* What you need to do *
Look through the material and copy each line holding "ORGANIZATION".

◇ ◇ ◇ ◇ ◇ ◇ ◇

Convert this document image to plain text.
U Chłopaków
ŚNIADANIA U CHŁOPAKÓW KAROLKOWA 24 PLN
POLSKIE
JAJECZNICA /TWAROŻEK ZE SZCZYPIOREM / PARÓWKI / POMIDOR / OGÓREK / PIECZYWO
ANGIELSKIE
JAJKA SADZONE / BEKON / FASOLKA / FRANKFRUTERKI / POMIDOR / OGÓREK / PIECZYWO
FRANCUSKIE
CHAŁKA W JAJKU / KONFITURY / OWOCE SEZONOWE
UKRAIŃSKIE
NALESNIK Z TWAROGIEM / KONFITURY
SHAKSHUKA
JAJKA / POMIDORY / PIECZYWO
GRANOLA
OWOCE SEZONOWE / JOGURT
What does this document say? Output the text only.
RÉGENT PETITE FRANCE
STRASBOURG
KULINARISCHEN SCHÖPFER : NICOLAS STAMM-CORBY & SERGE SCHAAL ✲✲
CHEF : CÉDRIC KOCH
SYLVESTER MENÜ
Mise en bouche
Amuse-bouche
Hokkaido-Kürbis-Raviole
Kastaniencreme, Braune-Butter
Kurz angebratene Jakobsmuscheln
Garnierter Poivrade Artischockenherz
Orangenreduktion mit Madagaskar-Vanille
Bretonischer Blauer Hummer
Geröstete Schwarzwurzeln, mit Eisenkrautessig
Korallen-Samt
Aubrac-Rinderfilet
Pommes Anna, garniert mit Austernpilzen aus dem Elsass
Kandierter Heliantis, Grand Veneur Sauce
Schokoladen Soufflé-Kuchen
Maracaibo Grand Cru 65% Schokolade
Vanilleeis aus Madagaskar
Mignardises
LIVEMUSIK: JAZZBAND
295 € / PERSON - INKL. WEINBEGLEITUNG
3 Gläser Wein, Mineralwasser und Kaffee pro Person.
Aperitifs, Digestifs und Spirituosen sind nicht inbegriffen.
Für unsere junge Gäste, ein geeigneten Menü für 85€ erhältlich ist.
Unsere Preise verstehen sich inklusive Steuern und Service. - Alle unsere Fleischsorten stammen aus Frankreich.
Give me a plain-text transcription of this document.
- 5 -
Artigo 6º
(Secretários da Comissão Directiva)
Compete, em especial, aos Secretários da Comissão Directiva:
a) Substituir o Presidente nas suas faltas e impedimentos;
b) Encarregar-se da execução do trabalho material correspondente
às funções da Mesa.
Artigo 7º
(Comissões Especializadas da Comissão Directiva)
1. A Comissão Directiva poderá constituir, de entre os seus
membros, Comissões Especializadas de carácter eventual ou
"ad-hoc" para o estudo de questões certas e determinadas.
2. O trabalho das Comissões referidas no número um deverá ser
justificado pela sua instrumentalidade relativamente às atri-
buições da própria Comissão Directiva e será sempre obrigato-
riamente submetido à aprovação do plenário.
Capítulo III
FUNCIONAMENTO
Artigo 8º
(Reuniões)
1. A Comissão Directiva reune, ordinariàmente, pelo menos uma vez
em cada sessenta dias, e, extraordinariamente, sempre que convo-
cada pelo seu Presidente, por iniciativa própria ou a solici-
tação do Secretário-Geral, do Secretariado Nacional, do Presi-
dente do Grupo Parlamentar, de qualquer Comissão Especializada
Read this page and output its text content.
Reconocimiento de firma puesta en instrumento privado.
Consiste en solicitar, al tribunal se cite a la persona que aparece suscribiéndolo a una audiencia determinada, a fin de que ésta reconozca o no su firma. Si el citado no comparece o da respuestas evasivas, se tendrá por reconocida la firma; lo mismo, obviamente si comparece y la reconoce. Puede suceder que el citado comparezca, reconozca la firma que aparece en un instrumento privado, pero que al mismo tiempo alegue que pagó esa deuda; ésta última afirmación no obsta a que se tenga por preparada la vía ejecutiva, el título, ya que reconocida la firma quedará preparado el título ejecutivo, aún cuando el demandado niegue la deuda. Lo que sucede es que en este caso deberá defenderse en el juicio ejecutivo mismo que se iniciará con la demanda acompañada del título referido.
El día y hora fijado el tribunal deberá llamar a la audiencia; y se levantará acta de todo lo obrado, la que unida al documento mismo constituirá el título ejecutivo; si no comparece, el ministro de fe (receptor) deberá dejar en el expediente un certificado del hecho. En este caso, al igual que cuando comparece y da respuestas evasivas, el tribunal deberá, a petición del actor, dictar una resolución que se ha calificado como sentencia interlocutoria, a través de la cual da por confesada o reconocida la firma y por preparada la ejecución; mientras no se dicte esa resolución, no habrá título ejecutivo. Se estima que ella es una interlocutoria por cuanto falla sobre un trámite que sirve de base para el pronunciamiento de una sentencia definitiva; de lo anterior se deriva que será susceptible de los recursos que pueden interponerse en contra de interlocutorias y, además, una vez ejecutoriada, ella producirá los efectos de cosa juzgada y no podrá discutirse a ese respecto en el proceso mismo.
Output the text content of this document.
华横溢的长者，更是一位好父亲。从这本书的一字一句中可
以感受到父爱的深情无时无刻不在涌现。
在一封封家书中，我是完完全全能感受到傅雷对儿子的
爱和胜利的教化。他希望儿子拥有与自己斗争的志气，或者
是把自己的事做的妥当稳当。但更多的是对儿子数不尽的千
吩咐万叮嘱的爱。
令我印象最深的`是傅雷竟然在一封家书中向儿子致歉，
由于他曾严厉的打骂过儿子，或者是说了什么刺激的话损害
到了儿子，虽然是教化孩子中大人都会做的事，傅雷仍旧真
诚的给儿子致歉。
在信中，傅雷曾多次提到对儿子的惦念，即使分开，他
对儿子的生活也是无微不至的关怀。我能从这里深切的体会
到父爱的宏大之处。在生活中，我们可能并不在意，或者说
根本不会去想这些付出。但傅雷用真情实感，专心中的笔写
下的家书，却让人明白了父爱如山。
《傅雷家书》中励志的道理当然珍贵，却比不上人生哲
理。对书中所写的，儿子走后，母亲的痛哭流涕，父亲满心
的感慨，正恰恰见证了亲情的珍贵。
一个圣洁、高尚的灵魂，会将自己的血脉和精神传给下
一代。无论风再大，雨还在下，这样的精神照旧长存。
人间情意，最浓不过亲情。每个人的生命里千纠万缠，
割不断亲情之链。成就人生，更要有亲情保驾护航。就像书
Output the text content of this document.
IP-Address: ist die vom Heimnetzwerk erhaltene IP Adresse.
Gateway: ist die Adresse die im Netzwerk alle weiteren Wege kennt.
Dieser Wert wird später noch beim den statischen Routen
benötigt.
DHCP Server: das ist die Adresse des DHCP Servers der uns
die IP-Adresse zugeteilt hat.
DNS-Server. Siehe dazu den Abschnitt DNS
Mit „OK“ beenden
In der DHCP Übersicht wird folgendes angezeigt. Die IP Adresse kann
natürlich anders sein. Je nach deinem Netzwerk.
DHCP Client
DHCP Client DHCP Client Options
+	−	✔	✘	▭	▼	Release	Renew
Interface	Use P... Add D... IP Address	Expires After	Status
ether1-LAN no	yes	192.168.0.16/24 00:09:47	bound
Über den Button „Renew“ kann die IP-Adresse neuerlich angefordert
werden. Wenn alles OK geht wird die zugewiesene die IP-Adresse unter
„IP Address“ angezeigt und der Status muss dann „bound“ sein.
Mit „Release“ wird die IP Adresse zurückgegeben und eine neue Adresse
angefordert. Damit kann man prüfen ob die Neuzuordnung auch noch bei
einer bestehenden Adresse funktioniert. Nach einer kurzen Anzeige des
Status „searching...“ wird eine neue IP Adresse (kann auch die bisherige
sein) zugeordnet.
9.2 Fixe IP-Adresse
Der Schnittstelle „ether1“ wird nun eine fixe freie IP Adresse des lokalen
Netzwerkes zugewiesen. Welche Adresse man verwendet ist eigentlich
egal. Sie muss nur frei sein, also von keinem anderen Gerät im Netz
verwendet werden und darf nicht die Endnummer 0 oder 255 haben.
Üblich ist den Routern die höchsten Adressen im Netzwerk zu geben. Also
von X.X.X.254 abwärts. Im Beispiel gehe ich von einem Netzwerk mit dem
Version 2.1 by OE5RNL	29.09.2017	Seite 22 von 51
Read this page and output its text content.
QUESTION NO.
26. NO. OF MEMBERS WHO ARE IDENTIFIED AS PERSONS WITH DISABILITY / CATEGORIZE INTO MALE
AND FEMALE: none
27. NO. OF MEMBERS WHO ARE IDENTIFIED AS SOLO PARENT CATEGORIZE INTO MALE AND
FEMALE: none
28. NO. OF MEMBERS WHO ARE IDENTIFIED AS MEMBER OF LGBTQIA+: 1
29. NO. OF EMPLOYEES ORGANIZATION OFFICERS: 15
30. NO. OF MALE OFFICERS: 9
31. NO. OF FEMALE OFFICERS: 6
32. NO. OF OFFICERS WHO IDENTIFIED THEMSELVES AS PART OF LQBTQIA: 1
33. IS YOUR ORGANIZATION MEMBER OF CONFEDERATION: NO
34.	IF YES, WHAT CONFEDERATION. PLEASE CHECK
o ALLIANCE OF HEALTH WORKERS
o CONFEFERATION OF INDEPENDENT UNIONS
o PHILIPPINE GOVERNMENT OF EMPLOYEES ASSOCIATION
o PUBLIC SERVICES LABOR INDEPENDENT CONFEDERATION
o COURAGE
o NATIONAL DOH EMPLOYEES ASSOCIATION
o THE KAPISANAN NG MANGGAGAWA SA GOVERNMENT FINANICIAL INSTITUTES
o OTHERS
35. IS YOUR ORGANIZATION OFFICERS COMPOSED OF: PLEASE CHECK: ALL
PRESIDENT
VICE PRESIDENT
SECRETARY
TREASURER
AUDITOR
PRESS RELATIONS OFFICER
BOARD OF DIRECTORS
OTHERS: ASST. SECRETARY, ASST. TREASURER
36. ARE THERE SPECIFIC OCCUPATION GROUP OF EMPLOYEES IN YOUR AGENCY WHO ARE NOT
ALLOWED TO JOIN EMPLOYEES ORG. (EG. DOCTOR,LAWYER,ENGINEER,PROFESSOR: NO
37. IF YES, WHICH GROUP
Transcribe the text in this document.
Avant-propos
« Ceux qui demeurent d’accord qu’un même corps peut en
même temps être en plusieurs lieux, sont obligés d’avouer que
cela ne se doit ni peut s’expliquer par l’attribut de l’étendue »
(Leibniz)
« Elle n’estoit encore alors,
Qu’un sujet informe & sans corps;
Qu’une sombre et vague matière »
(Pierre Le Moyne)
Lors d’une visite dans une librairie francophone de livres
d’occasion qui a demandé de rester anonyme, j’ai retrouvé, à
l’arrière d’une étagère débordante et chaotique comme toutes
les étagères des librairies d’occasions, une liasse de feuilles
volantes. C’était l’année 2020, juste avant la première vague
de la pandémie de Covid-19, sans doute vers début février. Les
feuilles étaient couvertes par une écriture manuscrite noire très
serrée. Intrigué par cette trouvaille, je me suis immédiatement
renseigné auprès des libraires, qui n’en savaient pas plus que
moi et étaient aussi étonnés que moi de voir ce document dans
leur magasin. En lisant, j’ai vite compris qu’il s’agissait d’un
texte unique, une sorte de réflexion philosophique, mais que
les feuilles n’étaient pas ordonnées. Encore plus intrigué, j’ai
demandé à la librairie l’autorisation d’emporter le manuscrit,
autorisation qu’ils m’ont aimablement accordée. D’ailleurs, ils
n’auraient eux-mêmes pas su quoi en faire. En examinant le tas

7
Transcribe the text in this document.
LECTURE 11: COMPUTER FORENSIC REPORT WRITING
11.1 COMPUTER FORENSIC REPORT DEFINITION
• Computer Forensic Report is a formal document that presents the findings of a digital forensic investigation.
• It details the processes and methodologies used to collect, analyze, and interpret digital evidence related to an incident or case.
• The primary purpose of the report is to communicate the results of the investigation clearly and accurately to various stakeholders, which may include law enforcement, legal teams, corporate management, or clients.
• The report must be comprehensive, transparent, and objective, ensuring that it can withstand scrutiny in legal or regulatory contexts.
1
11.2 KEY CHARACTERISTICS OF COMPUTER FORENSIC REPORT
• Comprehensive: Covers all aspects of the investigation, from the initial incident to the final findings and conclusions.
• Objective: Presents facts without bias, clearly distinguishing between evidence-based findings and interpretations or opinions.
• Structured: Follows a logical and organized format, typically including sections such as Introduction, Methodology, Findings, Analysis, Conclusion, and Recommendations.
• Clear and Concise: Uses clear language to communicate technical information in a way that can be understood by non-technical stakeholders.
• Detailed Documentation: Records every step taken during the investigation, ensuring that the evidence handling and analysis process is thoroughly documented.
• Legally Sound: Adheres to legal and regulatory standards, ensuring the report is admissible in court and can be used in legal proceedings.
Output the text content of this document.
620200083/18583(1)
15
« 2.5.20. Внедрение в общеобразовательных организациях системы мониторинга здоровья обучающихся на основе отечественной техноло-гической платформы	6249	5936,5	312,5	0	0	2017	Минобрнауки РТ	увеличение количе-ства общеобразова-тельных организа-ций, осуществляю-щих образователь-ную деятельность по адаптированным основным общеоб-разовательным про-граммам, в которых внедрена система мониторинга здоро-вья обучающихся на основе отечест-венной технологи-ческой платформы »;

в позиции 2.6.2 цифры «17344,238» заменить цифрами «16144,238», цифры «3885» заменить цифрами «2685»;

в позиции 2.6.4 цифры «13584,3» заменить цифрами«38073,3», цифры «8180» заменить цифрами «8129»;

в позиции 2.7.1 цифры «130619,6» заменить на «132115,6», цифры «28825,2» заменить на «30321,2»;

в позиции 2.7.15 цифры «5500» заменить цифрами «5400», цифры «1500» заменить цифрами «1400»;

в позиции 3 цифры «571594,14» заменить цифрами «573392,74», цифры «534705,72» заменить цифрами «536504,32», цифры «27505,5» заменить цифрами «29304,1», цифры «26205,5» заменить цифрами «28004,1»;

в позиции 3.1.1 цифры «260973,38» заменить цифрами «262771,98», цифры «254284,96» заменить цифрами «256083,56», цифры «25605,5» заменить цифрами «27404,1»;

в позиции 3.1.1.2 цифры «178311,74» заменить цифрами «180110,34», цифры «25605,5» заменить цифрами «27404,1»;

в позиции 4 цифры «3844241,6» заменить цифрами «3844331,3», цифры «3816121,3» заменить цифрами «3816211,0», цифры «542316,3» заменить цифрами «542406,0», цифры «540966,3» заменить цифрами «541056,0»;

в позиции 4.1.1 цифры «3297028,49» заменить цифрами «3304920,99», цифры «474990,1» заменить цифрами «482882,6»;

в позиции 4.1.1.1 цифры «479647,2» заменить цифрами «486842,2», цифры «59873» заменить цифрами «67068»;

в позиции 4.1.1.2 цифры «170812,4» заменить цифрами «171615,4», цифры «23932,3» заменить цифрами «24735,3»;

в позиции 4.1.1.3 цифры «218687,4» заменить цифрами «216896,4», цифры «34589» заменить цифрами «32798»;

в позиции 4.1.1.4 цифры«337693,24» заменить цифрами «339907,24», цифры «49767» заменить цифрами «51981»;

◇ ◇ ◇ ◇ ◇ ◇ ◇

* Result *
29. NO. OF EMPLOYEES ORGANIZATION OFFICERS: 15
33. IS YOUR ORGANIZATION MEMBER OF CONFEDERATION: NO
35. IS YOUR ORGANIZATION OFFICERS COMPOSED OF: PLEASE CHECK: ALL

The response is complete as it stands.